(Data items)
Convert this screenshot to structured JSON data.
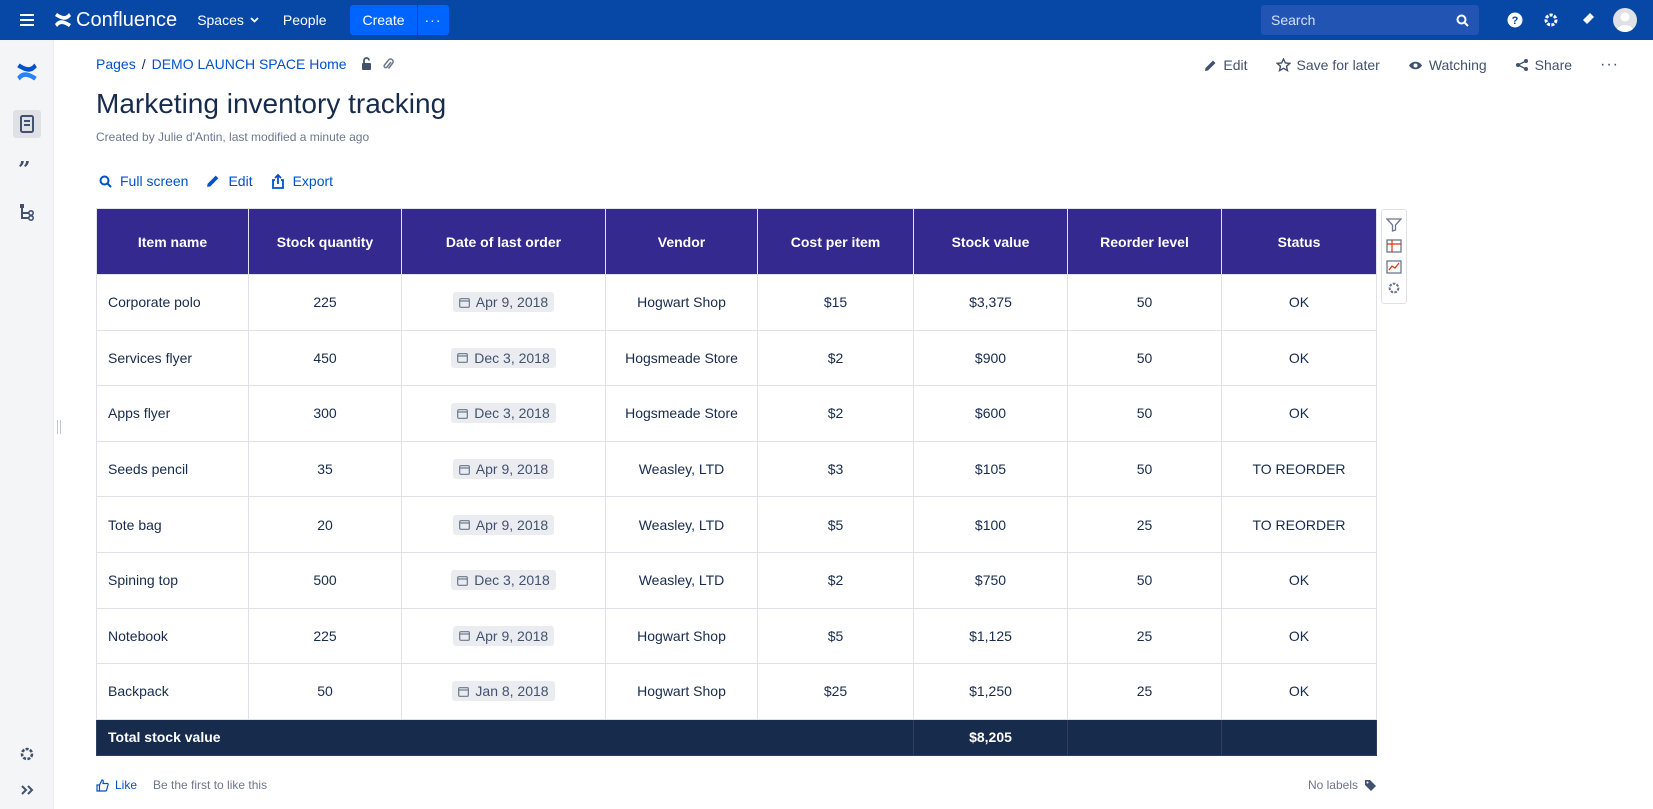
{
  "app": {
    "name": "Confluence",
    "nav": {
      "spaces_label": "Spaces",
      "people_label": "People",
      "create_label": "Create",
      "more_label": "···",
      "search_placeholder": "Search"
    }
  },
  "breadcrumb": {
    "root": "Pages",
    "separator": "/",
    "space": "DEMO LAUNCH SPACE Home"
  },
  "page_actions": {
    "edit": "Edit",
    "save_for_later": "Save for later",
    "watching": "Watching",
    "share": "Share",
    "more": "···"
  },
  "page": {
    "title": "Marketing inventory tracking",
    "meta": "Created by Julie d'Antin, last modified a minute ago"
  },
  "table_tools": {
    "full_screen": "Full screen",
    "edit": "Edit",
    "export": "Export"
  },
  "table": {
    "columns": [
      "Item name",
      "Stock quantity",
      "Date of last order",
      "Vendor",
      "Cost per item",
      "Stock value",
      "Reorder level",
      "Status"
    ],
    "rows": [
      [
        "Corporate polo",
        "225",
        "Apr 9, 2018",
        "Hogwart Shop",
        "$15",
        "$3,375",
        "50",
        "OK"
      ],
      [
        "Services flyer",
        "450",
        "Dec 3, 2018",
        "Hogsmeade Store",
        "$2",
        "$900",
        "50",
        "OK"
      ],
      [
        "Apps flyer",
        "300",
        "Dec 3, 2018",
        "Hogsmeade Store",
        "$2",
        "$600",
        "50",
        "OK"
      ],
      [
        "Seeds pencil",
        "35",
        "Apr 9, 2018",
        "Weasley, LTD",
        "$3",
        "$105",
        "50",
        "TO REORDER"
      ],
      [
        "Tote bag",
        "20",
        "Apr 9, 2018",
        "Weasley, LTD",
        "$5",
        "$100",
        "25",
        "TO REORDER"
      ],
      [
        "Spining top",
        "500",
        "Dec 3, 2018",
        "Weasley, LTD",
        "$2",
        "$750",
        "50",
        "OK"
      ],
      [
        "Notebook",
        "225",
        "Apr 9, 2018",
        "Hogwart Shop",
        "$5",
        "$1,125",
        "25",
        "OK"
      ],
      [
        "Backpack",
        "50",
        "Jan 8, 2018",
        "Hogwart Shop",
        "$25",
        "$1,250",
        "25",
        "OK"
      ]
    ],
    "total_label": "Total stock value",
    "total_value": "$8,205"
  },
  "footer": {
    "like": "Like",
    "like_prompt": "Be the first to like this",
    "labels": "No labels"
  },
  "colors": {
    "top_nav": "#0747a6",
    "create_button": "#0065ff",
    "header_row": "#33298f",
    "total_row": "#172b4d",
    "link": "#0052cc"
  }
}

Task brief: The records above must be printed exactly; the pictures stay out.

Task output:
Convert this screenshot to structured JSON data.
{
  "app": {
    "name": "Confluence",
    "nav": {
      "spaces_label": "Spaces",
      "people_label": "People",
      "create_label": "Create",
      "more_label": "···",
      "search_placeholder": "Search"
    }
  },
  "breadcrumb": {
    "root": "Pages",
    "separator": "/",
    "space": "DEMO LAUNCH SPACE Home"
  },
  "page_actions": {
    "edit": "Edit",
    "save_for_later": "Save for later",
    "watching": "Watching",
    "share": "Share",
    "more": "···"
  },
  "page": {
    "title": "Marketing inventory tracking",
    "meta": "Created by Julie d'Antin, last modified a minute ago"
  },
  "table_tools": {
    "full_screen": "Full screen",
    "edit": "Edit",
    "export": "Export"
  },
  "table": {
    "columns": [
      "Item name",
      "Stock quantity",
      "Date of last order",
      "Vendor",
      "Cost per item",
      "Stock value",
      "Reorder level",
      "Status"
    ],
    "rows": [
      [
        "Corporate polo",
        "225",
        "Apr 9, 2018",
        "Hogwart Shop",
        "$15",
        "$3,375",
        "50",
        "OK"
      ],
      [
        "Services flyer",
        "450",
        "Dec 3, 2018",
        "Hogsmeade Store",
        "$2",
        "$900",
        "50",
        "OK"
      ],
      [
        "Apps flyer",
        "300",
        "Dec 3, 2018",
        "Hogsmeade Store",
        "$2",
        "$600",
        "50",
        "OK"
      ],
      [
        "Seeds pencil",
        "35",
        "Apr 9, 2018",
        "Weasley, LTD",
        "$3",
        "$105",
        "50",
        "TO REORDER"
      ],
      [
        "Tote bag",
        "20",
        "Apr 9, 2018",
        "Weasley, LTD",
        "$5",
        "$100",
        "25",
        "TO REORDER"
      ],
      [
        "Spining top",
        "500",
        "Dec 3, 2018",
        "Weasley, LTD",
        "$2",
        "$750",
        "50",
        "OK"
      ],
      [
        "Notebook",
        "225",
        "Apr 9, 2018",
        "Hogwart Shop",
        "$5",
        "$1,125",
        "25",
        "OK"
      ],
      [
        "Backpack",
        "50",
        "Jan 8, 2018",
        "Hogwart Shop",
        "$25",
        "$1,250",
        "25",
        "OK"
      ]
    ],
    "total_label": "Total stock value",
    "total_value": "$8,205"
  },
  "footer": {
    "like": "Like",
    "like_prompt": "Be the first to like this",
    "labels": "No labels"
  },
  "colors": {
    "top_nav": "#0747a6",
    "create_button": "#0065ff",
    "header_row": "#33298f",
    "total_row": "#172b4d",
    "link": "#0052cc"
  }
}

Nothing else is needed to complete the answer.